:: SUPPLIED ENTRIES
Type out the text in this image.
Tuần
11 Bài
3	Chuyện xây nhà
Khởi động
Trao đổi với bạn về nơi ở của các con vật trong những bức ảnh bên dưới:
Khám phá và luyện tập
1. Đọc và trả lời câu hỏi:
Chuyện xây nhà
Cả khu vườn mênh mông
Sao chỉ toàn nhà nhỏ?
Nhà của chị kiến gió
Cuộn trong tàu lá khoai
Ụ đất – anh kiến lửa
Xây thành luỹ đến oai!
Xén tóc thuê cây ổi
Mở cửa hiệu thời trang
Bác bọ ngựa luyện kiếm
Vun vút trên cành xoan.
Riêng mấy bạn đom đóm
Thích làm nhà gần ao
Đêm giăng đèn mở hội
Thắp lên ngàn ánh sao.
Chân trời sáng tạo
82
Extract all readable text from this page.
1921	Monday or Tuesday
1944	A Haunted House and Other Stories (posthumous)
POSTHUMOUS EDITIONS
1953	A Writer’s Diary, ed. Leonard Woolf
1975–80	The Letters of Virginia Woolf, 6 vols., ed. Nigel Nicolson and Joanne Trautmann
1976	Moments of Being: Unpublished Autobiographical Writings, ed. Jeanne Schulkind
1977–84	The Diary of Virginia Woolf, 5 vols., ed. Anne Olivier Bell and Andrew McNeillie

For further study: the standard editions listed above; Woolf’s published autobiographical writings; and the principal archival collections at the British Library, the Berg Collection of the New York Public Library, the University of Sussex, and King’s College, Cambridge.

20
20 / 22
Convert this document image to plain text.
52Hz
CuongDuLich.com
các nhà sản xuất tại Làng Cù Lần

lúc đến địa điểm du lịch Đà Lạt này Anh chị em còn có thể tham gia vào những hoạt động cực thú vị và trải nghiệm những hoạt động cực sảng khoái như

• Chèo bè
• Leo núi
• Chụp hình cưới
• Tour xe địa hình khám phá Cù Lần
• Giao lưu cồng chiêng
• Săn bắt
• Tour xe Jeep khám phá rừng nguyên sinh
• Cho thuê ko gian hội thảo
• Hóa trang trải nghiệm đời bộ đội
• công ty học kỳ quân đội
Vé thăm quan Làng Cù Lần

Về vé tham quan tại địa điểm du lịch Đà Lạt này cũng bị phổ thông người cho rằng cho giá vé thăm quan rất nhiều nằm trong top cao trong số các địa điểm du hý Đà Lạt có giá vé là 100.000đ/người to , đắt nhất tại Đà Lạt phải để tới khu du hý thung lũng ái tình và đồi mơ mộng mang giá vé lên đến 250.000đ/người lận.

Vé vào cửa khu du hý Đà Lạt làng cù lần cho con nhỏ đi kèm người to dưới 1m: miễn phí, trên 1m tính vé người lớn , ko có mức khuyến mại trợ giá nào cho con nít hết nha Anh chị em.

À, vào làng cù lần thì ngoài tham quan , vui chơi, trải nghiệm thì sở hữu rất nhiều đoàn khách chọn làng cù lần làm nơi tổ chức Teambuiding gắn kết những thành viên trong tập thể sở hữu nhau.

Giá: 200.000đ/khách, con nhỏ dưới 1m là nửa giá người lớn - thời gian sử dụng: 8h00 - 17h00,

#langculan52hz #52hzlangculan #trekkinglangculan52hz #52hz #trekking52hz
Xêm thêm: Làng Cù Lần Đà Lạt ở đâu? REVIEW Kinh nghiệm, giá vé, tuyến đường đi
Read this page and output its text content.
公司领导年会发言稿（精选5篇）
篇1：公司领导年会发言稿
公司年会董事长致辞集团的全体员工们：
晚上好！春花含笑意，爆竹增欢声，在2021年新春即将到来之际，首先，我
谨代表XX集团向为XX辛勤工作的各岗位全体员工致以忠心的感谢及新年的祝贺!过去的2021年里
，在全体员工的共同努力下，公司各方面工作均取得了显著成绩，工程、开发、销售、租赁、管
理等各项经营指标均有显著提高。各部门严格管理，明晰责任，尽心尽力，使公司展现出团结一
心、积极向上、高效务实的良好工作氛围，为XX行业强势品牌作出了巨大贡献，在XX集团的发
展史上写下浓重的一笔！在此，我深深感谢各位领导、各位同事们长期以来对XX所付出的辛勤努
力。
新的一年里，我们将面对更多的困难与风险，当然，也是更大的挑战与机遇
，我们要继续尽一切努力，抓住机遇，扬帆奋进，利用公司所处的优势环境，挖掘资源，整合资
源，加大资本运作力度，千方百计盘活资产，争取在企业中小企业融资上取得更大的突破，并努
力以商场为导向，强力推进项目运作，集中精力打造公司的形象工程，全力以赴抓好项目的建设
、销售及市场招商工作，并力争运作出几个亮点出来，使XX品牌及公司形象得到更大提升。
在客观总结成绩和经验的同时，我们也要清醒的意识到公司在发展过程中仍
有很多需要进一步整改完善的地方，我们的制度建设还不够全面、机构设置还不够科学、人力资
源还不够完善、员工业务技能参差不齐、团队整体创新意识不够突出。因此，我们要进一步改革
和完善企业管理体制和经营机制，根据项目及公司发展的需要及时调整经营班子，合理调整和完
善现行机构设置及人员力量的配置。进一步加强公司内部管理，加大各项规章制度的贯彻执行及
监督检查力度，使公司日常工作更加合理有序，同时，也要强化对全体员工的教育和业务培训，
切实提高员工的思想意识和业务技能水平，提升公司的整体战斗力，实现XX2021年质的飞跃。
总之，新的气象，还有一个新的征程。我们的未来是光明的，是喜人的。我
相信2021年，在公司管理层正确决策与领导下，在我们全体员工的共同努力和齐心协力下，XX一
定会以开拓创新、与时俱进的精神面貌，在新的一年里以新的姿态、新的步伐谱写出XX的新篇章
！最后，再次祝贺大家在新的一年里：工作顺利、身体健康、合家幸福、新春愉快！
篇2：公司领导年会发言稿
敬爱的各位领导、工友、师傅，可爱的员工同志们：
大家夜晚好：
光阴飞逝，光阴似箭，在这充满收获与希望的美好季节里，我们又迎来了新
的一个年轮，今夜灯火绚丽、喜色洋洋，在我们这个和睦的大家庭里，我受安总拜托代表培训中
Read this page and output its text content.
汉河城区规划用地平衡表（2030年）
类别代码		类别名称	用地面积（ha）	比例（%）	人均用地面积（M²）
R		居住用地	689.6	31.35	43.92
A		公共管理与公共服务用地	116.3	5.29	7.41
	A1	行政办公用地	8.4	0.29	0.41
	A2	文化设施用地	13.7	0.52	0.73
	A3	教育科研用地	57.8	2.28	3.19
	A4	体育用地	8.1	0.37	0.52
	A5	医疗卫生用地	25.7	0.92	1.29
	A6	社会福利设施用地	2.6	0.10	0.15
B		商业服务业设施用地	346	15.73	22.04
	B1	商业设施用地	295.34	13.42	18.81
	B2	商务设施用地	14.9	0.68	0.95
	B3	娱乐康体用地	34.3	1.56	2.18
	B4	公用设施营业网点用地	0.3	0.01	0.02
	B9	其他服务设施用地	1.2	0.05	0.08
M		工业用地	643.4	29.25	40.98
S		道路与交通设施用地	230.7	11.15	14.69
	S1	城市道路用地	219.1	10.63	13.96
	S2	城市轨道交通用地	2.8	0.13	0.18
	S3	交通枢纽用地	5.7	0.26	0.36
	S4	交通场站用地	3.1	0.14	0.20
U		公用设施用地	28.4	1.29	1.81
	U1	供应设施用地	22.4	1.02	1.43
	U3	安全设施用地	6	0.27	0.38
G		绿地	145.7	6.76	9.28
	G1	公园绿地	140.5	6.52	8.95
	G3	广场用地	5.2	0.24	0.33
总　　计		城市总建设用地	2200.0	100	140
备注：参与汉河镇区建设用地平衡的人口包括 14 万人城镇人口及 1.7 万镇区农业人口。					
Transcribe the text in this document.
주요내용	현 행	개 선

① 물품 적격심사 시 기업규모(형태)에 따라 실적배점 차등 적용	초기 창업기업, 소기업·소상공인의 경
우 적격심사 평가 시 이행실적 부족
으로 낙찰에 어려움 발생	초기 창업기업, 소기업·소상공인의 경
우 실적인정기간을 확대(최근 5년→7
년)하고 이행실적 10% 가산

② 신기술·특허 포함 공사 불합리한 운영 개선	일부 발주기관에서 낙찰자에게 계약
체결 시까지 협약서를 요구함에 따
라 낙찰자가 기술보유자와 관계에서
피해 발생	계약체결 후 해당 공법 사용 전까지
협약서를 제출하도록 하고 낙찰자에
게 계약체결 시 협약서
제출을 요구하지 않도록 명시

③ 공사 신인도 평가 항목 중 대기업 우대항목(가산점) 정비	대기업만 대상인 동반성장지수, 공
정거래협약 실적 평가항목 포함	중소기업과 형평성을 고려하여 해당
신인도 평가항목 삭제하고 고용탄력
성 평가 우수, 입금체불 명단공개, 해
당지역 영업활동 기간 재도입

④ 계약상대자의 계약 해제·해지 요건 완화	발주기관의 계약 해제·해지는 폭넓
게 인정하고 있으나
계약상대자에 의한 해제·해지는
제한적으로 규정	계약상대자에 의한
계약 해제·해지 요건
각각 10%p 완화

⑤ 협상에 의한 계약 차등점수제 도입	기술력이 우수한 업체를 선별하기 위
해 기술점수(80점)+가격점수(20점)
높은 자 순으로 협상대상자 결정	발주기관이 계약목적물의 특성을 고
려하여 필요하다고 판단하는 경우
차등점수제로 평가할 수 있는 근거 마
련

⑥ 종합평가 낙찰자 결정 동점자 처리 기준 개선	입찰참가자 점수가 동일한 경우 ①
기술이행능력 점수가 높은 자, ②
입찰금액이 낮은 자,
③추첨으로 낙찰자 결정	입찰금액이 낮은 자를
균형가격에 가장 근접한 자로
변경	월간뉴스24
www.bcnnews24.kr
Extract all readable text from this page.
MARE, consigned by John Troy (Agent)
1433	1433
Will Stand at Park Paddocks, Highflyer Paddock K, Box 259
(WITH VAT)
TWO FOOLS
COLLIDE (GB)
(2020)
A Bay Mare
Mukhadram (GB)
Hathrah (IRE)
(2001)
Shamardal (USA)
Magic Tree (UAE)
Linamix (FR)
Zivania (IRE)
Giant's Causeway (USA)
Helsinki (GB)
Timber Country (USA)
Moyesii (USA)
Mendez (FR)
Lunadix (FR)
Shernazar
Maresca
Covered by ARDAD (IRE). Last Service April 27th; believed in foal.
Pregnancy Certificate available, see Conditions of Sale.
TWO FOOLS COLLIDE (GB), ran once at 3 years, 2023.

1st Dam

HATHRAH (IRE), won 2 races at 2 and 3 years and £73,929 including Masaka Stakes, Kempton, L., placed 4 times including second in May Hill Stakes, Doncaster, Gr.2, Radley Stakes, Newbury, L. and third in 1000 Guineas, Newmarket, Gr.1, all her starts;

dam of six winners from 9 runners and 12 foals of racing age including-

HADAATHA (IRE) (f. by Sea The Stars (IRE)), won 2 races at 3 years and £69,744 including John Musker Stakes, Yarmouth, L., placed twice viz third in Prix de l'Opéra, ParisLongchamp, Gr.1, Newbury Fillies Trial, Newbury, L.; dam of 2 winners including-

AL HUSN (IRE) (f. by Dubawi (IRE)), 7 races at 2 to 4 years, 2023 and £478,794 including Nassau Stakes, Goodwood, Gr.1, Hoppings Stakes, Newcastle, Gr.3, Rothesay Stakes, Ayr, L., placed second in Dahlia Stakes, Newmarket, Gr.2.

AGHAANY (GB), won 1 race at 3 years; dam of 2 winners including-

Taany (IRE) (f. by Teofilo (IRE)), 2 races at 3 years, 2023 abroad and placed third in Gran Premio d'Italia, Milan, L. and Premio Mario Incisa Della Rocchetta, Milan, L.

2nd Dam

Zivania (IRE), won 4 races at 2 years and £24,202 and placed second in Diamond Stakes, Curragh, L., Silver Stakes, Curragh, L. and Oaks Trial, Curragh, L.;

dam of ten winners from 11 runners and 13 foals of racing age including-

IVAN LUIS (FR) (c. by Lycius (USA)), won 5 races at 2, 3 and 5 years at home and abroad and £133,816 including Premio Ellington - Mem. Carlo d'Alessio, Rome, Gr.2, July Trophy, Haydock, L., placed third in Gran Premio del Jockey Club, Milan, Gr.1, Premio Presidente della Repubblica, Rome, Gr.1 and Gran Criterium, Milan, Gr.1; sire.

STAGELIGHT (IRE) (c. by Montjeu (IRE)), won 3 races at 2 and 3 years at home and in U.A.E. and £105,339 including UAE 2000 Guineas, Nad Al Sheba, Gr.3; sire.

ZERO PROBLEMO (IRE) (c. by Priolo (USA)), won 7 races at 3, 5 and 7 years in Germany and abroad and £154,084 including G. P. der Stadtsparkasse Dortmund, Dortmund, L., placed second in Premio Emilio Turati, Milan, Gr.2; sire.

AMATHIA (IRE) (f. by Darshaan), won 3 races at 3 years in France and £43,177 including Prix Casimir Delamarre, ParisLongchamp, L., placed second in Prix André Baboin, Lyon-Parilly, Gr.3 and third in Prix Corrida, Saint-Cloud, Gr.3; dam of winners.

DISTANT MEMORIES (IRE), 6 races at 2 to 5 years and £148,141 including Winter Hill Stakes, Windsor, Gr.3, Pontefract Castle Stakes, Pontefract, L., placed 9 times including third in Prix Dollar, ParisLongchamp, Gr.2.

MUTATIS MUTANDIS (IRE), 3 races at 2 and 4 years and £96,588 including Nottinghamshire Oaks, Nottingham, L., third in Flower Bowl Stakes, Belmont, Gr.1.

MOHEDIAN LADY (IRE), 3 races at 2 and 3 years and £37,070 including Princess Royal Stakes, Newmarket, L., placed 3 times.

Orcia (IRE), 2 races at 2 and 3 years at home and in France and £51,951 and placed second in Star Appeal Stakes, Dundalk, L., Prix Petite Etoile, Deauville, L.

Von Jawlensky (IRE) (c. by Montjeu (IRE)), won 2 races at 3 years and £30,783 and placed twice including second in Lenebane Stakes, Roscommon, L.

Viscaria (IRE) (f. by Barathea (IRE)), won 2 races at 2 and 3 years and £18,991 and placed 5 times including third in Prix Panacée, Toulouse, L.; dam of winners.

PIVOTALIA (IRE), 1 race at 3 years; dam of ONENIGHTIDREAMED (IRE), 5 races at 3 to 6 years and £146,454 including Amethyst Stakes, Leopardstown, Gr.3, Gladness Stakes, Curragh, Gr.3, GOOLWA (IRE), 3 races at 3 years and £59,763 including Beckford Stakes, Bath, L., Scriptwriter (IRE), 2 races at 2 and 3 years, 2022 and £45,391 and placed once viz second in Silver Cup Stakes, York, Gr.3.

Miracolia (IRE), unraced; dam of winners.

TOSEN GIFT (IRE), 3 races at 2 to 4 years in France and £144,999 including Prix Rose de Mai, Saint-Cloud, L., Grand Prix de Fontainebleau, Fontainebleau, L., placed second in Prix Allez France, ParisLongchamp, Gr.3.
::::
PROBLEM DETAILS:
Collect each line holding the string "document".

RESULT:
Convert this document image to plain text.
Transcribe the text in this document.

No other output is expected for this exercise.